*УКАЗАНИЕ*: Выведите все строки данных без каких-либо изменений.

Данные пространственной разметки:

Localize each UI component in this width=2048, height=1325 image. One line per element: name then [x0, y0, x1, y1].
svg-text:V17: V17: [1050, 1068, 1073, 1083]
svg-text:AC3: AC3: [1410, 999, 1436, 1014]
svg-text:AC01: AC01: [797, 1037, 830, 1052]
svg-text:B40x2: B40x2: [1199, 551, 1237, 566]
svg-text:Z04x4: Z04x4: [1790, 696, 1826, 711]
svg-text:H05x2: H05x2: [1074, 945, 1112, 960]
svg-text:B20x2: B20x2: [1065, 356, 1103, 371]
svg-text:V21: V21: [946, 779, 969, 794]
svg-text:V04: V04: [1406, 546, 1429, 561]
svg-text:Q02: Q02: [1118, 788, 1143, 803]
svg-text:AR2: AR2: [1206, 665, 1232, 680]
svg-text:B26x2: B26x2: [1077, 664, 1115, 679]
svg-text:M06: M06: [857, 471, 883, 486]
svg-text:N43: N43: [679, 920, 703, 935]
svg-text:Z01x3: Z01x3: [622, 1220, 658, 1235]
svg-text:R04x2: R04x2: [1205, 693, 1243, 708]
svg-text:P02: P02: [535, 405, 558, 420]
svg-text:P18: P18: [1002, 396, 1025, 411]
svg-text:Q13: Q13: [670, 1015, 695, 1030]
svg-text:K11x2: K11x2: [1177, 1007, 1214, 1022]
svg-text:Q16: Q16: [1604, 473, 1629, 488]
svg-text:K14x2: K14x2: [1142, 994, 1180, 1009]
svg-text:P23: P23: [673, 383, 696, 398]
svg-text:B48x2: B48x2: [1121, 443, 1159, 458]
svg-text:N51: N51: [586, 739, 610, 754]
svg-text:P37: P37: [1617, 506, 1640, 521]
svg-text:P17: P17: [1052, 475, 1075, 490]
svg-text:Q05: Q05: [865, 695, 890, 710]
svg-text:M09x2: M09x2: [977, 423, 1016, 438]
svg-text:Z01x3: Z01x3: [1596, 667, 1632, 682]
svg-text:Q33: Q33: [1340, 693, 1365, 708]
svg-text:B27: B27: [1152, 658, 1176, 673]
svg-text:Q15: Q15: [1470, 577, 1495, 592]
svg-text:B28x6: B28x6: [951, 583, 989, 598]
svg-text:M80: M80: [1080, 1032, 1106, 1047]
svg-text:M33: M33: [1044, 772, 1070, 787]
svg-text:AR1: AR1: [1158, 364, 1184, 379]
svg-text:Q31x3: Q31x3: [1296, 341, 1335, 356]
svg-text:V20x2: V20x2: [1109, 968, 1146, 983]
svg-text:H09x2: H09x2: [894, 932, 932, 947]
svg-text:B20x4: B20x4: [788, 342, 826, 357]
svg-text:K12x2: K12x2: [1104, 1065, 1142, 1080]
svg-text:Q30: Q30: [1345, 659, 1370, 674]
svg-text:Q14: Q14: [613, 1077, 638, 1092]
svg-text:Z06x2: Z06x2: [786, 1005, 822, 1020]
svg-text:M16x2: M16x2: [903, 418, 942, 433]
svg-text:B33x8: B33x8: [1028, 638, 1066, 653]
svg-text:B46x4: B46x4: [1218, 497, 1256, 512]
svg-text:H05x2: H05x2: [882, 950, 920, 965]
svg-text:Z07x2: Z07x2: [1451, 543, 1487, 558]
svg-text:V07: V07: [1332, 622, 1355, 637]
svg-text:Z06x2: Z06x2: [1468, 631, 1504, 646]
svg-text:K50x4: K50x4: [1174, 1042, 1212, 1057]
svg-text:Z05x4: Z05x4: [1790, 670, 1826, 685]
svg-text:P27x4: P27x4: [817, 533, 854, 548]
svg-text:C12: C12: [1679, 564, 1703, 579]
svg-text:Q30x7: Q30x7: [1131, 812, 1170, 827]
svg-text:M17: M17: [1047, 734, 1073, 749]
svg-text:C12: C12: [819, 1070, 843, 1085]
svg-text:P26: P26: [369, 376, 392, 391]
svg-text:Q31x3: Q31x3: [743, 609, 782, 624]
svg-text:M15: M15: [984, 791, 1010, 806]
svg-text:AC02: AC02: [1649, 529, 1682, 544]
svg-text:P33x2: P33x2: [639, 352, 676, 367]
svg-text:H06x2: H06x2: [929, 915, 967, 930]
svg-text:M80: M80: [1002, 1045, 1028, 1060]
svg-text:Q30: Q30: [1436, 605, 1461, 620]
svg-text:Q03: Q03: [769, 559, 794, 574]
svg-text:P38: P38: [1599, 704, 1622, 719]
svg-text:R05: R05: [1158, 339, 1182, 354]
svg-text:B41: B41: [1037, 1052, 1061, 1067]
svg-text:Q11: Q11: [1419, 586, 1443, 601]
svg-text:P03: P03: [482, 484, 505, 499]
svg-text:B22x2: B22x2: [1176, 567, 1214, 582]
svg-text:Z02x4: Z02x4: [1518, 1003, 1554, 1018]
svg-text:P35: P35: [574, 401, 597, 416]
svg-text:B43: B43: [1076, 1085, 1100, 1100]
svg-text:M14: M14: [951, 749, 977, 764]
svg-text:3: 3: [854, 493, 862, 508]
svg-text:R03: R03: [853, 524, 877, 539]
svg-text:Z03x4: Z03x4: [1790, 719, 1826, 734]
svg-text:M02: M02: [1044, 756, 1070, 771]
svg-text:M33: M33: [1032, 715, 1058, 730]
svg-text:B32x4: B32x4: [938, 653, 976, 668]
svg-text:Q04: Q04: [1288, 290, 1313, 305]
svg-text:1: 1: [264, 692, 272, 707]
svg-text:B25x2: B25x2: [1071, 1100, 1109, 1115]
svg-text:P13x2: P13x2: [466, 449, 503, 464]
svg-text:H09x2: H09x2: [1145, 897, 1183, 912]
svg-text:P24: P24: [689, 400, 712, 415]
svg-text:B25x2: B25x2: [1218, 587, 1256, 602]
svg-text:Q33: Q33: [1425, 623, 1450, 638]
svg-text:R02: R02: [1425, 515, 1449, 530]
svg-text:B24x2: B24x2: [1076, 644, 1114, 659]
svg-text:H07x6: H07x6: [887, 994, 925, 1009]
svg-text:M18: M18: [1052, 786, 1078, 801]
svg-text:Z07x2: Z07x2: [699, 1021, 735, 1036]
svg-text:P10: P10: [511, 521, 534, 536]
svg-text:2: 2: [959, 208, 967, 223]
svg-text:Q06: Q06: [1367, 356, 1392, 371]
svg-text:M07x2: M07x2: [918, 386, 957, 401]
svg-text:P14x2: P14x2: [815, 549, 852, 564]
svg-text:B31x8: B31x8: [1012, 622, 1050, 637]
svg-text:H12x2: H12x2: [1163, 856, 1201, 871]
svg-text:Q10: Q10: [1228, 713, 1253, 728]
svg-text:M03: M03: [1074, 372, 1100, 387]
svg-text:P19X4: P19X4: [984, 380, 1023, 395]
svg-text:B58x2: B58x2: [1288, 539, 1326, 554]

*РЕЗУЛЬТАТ ЗАДАНИЯ*:
Localize each UI component in this width=2048, height=1325 image. One line per element: name then [x0, y0, x1, y1].
svg-text:V17: V17: [1050, 1068, 1073, 1083]
svg-text:AC3: AC3: [1410, 999, 1436, 1014]
svg-text:AC01: AC01: [797, 1037, 830, 1052]
svg-text:B40x2: B40x2: [1199, 551, 1237, 566]
svg-text:Z04x4: Z04x4: [1790, 696, 1826, 711]
svg-text:H05x2: H05x2: [1074, 945, 1112, 960]
svg-text:B20x2: B20x2: [1065, 356, 1103, 371]
svg-text:V21: V21: [946, 779, 969, 794]
svg-text:V04: V04: [1406, 546, 1429, 561]
svg-text:Q02: Q02: [1118, 788, 1143, 803]
svg-text:AR2: AR2: [1206, 665, 1232, 680]
svg-text:B26x2: B26x2: [1077, 664, 1115, 679]
svg-text:M06: M06: [857, 471, 883, 486]
svg-text:N43: N43: [679, 920, 703, 935]
svg-text:Z01x3: Z01x3: [622, 1220, 658, 1235]
svg-text:R04x2: R04x2: [1205, 693, 1243, 708]
svg-text:P02: P02: [535, 405, 558, 420]
svg-text:P18: P18: [1002, 396, 1025, 411]
svg-text:Q13: Q13: [670, 1015, 695, 1030]
svg-text:K11x2: K11x2: [1177, 1007, 1214, 1022]
svg-text:Q16: Q16: [1604, 473, 1629, 488]
svg-text:K14x2: K14x2: [1142, 994, 1180, 1009]
svg-text:P23: P23: [673, 383, 696, 398]
svg-text:B48x2: B48x2: [1121, 443, 1159, 458]
svg-text:N51: N51: [586, 739, 610, 754]
svg-text:P37: P37: [1617, 506, 1640, 521]
svg-text:P17: P17: [1052, 475, 1075, 490]
svg-text:Q05: Q05: [865, 695, 890, 710]
svg-text:M09x2: M09x2: [977, 423, 1016, 438]
svg-text:Z01x3: Z01x3: [1596, 667, 1632, 682]
svg-text:Q33: Q33: [1340, 693, 1365, 708]
svg-text:B27: B27: [1152, 658, 1176, 673]
svg-text:Q15: Q15: [1470, 577, 1495, 592]
svg-text:B28x6: B28x6: [951, 583, 989, 598]
svg-text:M80: M80: [1080, 1032, 1106, 1047]
svg-text:M33: M33: [1044, 772, 1070, 787]
svg-text:AR1: AR1: [1158, 364, 1184, 379]
svg-text:Q31x3: Q31x3: [1296, 341, 1335, 356]
svg-text:V20x2: V20x2: [1109, 968, 1146, 983]
svg-text:H09x2: H09x2: [894, 932, 932, 947]
svg-text:B20x4: B20x4: [788, 342, 826, 357]
svg-text:K12x2: K12x2: [1104, 1065, 1142, 1080]
svg-text:Q30: Q30: [1345, 659, 1370, 674]
svg-text:Q14: Q14: [613, 1077, 638, 1092]
svg-text:Z06x2: Z06x2: [786, 1005, 822, 1020]
svg-text:M16x2: M16x2: [903, 418, 942, 433]
svg-text:B33x8: B33x8: [1028, 638, 1066, 653]
svg-text:B46x4: B46x4: [1218, 497, 1256, 512]
svg-text:H05x2: H05x2: [882, 950, 920, 965]
svg-text:Z07x2: Z07x2: [1451, 543, 1487, 558]
svg-text:V07: V07: [1332, 622, 1355, 637]
svg-text:Z06x2: Z06x2: [1468, 631, 1504, 646]
svg-text:K50x4: K50x4: [1174, 1042, 1212, 1057]
svg-text:Z05x4: Z05x4: [1790, 670, 1826, 685]
svg-text:P27x4: P27x4: [817, 533, 854, 548]
svg-text:C12: C12: [1679, 564, 1703, 579]
svg-text:Q30x7: Q30x7: [1131, 812, 1170, 827]
svg-text:M17: M17: [1047, 734, 1073, 749]
svg-text:C12: C12: [819, 1070, 843, 1085]
svg-text:P26: P26: [369, 376, 392, 391]
svg-text:Q31x3: Q31x3: [743, 609, 782, 624]
svg-text:M15: M15: [984, 791, 1010, 806]
svg-text:AC02: AC02: [1649, 529, 1682, 544]
svg-text:P33x2: P33x2: [639, 352, 676, 367]
svg-text:H06x2: H06x2: [929, 915, 967, 930]
svg-text:M80: M80: [1002, 1045, 1028, 1060]
svg-text:Q30: Q30: [1436, 605, 1461, 620]
svg-text:Q03: Q03: [769, 559, 794, 574]
svg-text:P38: P38: [1599, 704, 1622, 719]
svg-text:R05: R05: [1158, 339, 1182, 354]
svg-text:B41: B41: [1037, 1052, 1061, 1067]
svg-text:Q11: Q11: [1419, 586, 1443, 601]
svg-text:P03: P03: [482, 484, 505, 499]
svg-text:B22x2: B22x2: [1176, 567, 1214, 582]
svg-text:Z02x4: Z02x4: [1518, 1003, 1554, 1018]
svg-text:P35: P35: [574, 401, 597, 416]
svg-text:B43: B43: [1076, 1085, 1100, 1100]
svg-text:M14: M14: [951, 749, 977, 764]
svg-text:3: 3: [854, 493, 862, 508]
svg-text:R03: R03: [853, 524, 877, 539]
svg-text:Z03x4: Z03x4: [1790, 719, 1826, 734]
svg-text:M02: M02: [1044, 756, 1070, 771]
svg-text:M33: M33: [1032, 715, 1058, 730]
svg-text:B32x4: B32x4: [938, 653, 976, 668]
svg-text:Q04: Q04: [1288, 290, 1313, 305]
svg-text:1: 1: [264, 692, 272, 707]
svg-text:B25x2: B25x2: [1071, 1100, 1109, 1115]
svg-text:P13x2: P13x2: [466, 449, 503, 464]
svg-text:H09x2: H09x2: [1145, 897, 1183, 912]
svg-text:P24: P24: [689, 400, 712, 415]
svg-text:B25x2: B25x2: [1218, 587, 1256, 602]
svg-text:Q33: Q33: [1425, 623, 1450, 638]
svg-text:R02: R02: [1425, 515, 1449, 530]
svg-text:B24x2: B24x2: [1076, 644, 1114, 659]
svg-text:H07x6: H07x6: [887, 994, 925, 1009]
svg-text:M18: M18: [1052, 786, 1078, 801]
svg-text:Z07x2: Z07x2: [699, 1021, 735, 1036]
svg-text:P10: P10: [511, 521, 534, 536]
svg-text:2: 2: [959, 208, 967, 223]
svg-text:Q06: Q06: [1367, 356, 1392, 371]
svg-text:M07x2: M07x2: [918, 386, 957, 401]
svg-text:P14x2: P14x2: [815, 549, 852, 564]
svg-text:B31x8: B31x8: [1012, 622, 1050, 637]
svg-text:H12x2: H12x2: [1163, 856, 1201, 871]
svg-text:Q10: Q10: [1228, 713, 1253, 728]
svg-text:M03: M03: [1074, 372, 1100, 387]
svg-text:P19X4: P19X4: [984, 380, 1023, 395]
svg-text:B58x2: B58x2: [1288, 539, 1326, 554]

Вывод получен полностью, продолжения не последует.